___ Material for the task

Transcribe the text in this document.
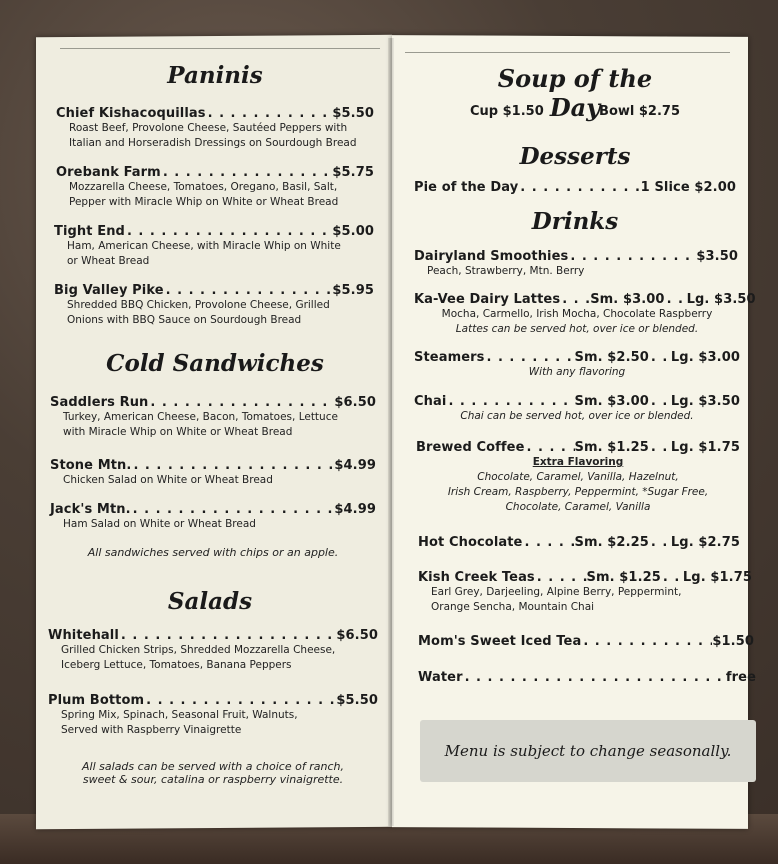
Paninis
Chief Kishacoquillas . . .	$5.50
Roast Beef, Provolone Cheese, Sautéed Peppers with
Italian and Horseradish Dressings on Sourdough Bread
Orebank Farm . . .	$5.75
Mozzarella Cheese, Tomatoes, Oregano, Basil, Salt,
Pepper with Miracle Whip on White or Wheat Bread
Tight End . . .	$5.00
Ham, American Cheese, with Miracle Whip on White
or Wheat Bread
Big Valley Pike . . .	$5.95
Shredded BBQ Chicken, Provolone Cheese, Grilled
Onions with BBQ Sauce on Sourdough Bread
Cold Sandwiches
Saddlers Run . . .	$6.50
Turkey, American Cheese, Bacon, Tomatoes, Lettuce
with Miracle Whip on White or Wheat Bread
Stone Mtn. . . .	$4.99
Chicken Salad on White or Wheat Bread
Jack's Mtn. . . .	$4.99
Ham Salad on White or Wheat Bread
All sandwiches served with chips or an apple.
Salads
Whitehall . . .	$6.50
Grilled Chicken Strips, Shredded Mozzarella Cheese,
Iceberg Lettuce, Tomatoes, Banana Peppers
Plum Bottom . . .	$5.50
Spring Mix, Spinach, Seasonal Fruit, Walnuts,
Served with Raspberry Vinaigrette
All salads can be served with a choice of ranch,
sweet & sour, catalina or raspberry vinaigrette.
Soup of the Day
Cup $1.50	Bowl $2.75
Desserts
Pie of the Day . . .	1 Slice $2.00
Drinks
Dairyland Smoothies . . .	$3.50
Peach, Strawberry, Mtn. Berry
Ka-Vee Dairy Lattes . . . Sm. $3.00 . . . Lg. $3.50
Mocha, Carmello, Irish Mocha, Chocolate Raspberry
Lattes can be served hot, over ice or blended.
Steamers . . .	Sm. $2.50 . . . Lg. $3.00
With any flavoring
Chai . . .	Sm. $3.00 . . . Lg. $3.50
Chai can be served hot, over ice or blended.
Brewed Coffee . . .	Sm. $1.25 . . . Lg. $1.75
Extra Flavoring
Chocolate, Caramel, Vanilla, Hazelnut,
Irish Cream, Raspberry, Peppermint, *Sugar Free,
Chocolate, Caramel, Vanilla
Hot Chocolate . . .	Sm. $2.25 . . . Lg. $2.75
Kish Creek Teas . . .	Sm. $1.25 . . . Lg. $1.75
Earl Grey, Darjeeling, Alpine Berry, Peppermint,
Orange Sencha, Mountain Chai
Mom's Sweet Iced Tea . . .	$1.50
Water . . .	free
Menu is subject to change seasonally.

______

Copy each line from the data above that includes "Peppers".

Roast Beef, Provolone Cheese, Sautéed Peppers with
Iceberg Lettuce, Tomatoes, Banana Peppers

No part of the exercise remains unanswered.